● **Brano citato**:
'''

Scritto da on 24 Novembre 2021

Ettore Patrevita e Luca Vernacchio ci guidano nel loro viaggio attraverso i paesi del terremoto per cercare una “speranza che non tramonta mai“.

Fronte Terra è un progetto partorito in Irpinia, uno smarrimento partorito improvvisamente da una terra divisa e appesa ai respiri di chi resta nelle vene spezzate e ricucite con la saliva, di chi conosce le direzioni del vento e di come si tiene in vita un albero.

Noi testimoni passeggeri di una frana che continua a mutare, a sussurarci che i petti che abitano in una morte hanno un amore intramontabile, un respiro di una vita nella vita, zingari di un cordone ombelicale che ci tiene in una promessa quella di inginocchiarci verso un sud più a sud.

Il primo reportage fotografico realizzato è “Figli Della Luna

Il nostro documentario prende il nome di “Novanta Secondi – Orfani di un Cratere”.

L’idea di realizzare un documentario intorno al terremoto del 23 novembre 1980, nasce da una frana che viviamo ogni giorno che è quella delle aree interne appese a Cristo, forse questo è anche una parte di lascito del sisma stesso, sentirsi spaesati e al contempo al centro di una terra che respira forte ogni giorno. Anche se non siamo nati intorno al cratere ci sentiamo figli di un tremore senza tregua. Abbiamo cercato di rintracciare storie sopravvissute a quell’evento, attraversare case, luoghi e pezzi di terra che sono rimasti quasi invisibili cercando di portare alla luce una storia e un dolore da tenere in petto, per non ritrovarci un giorno disarmati davanti ad un’altra catastrofe.

'''

● **Compito da svolgere**:
Prosegui il brano qui sopra sul documentario dedicato al terremoto del 1980, partendo subito dopo la sua ultima frase.

● **Righe di dati**:
'''

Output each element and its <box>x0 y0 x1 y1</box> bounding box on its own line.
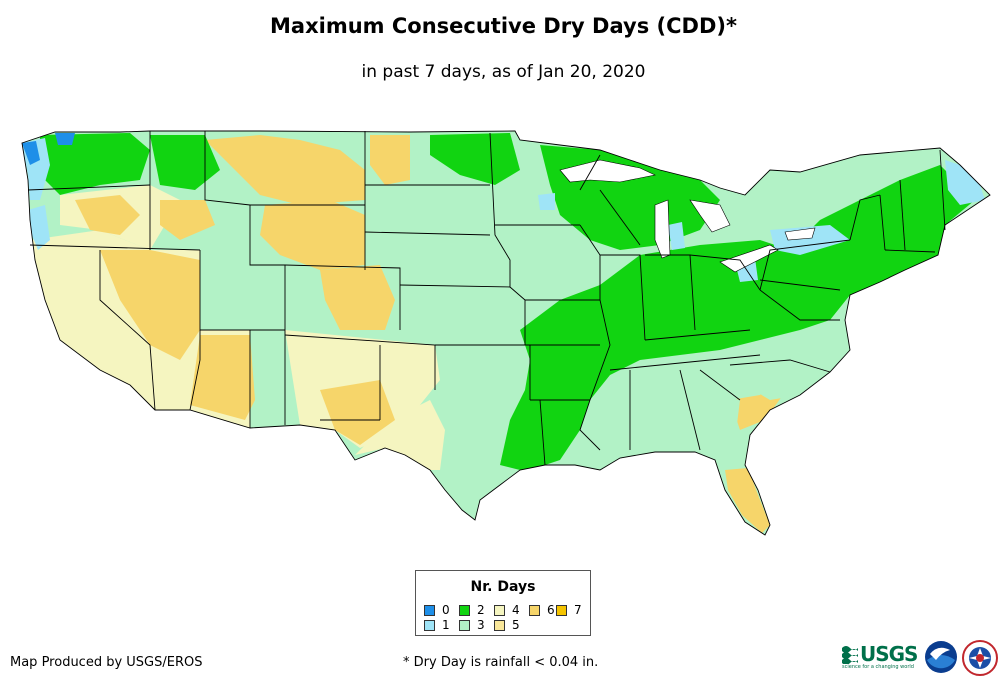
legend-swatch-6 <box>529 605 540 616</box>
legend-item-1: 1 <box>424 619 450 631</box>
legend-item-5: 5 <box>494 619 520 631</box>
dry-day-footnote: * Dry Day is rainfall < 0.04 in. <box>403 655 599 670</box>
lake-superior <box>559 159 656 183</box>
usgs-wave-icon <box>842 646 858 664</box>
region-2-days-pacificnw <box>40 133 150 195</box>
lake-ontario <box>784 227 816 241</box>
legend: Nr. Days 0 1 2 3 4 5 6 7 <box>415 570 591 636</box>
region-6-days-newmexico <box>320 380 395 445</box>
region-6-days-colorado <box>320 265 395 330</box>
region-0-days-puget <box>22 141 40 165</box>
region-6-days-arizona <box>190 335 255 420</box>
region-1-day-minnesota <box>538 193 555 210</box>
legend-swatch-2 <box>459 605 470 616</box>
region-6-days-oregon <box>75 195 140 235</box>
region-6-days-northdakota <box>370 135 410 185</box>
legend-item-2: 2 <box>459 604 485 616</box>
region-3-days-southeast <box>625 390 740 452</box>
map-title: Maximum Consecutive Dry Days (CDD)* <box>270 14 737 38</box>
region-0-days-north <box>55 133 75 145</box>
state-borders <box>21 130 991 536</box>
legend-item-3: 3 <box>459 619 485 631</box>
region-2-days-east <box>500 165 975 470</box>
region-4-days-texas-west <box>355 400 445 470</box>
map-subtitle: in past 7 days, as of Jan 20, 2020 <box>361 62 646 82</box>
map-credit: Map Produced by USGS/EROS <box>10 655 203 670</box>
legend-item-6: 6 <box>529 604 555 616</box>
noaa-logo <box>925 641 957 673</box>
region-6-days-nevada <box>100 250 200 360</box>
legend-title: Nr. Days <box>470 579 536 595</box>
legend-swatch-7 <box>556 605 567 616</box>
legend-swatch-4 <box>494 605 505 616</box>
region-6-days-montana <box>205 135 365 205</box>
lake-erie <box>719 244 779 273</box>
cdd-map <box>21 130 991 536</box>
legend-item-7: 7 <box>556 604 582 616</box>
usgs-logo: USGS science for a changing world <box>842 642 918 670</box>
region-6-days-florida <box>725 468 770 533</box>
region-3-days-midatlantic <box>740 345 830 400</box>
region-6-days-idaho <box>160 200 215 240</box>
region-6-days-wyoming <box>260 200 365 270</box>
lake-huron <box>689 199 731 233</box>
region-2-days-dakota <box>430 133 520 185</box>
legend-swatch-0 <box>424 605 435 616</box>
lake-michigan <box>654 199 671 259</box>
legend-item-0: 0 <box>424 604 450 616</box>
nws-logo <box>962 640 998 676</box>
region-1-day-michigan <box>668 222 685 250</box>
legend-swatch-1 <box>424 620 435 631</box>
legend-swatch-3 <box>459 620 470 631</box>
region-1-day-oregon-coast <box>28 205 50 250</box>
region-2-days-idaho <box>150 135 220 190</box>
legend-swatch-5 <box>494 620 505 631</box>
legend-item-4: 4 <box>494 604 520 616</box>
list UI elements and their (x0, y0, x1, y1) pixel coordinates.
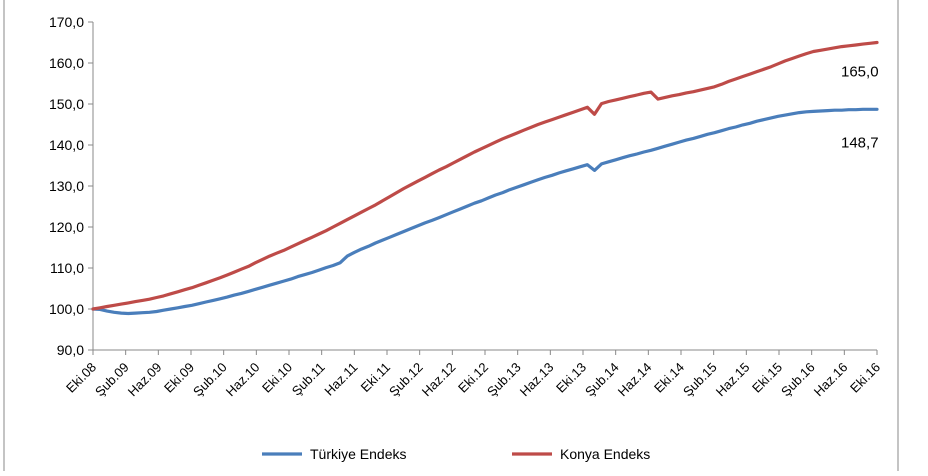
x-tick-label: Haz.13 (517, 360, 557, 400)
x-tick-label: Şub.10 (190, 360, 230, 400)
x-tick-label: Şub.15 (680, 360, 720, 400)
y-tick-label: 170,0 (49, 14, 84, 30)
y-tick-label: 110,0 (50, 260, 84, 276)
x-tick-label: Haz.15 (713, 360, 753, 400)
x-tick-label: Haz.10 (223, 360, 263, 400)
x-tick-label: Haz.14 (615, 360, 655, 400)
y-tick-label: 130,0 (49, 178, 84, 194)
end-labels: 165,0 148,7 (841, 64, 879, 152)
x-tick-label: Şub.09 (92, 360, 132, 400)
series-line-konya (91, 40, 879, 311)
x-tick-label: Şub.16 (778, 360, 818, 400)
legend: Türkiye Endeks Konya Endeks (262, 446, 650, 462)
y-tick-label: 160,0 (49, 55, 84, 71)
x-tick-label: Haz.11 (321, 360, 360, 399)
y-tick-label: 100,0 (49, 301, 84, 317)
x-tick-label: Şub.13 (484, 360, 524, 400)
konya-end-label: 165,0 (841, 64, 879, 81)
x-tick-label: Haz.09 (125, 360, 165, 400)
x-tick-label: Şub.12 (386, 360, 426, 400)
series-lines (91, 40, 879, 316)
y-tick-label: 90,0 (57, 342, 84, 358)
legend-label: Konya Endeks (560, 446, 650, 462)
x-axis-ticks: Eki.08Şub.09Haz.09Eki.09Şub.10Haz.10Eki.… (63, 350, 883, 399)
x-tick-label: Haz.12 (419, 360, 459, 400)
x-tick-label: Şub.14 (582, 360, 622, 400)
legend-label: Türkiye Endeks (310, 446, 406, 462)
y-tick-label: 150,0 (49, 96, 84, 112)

'''

● **Risposta attesa**:
Nel nostro viaggio siamo stati attraversati da un silenzio che cava il sangue, che porta a fermarsi ad ogni metro per cercare di ascoltare voci che non si sono estinte, corpi radicati ad un cielo e ad un amore che continua a parlare.

L’ultimo lavoro è un corto pubblicato il 23 novembre, un cortometraggio che abbiamo girato nei giorni scorsi per rimarcare una ferita ancora aperta in Irpinia.

Un squarcio di pelle che non ha niente da stringere, forse un mare verticale che scava a mani nude nelle schiene congelate,

ma non saranno le ultime luci di un altro pomeriggio appeso ad una gonna, che non abbiamo più niente da dirci,

perché le ombre che senti dietro alle spalle ti accompagnano quando le mattonelle nelle case scricchiolano,

è come se ci fosse ancora del tempo da respirare, uno specchio chiuso che le famiglie hanno vestito, ogni occhio mai visto e attraversato per naufragare nelle tapparelle rimaste a metà,

neanche una lingua può tenere il sangue scomparso, i sogni che coprono uno sbranamento continuo, ma con certe terre che sanno una morte non devi essere niente,

e puoi portare altri fiori sui panni lasciati sui cavi della luce, e vedere ancora calce e appalti storti,

e ossa smantellate e mai ritrovate, sentirsi deboli mentre si sfiora un silenzio aperto da un mondo primitivo, e neanche una voce che scoppia in un grido, non ora ma qui.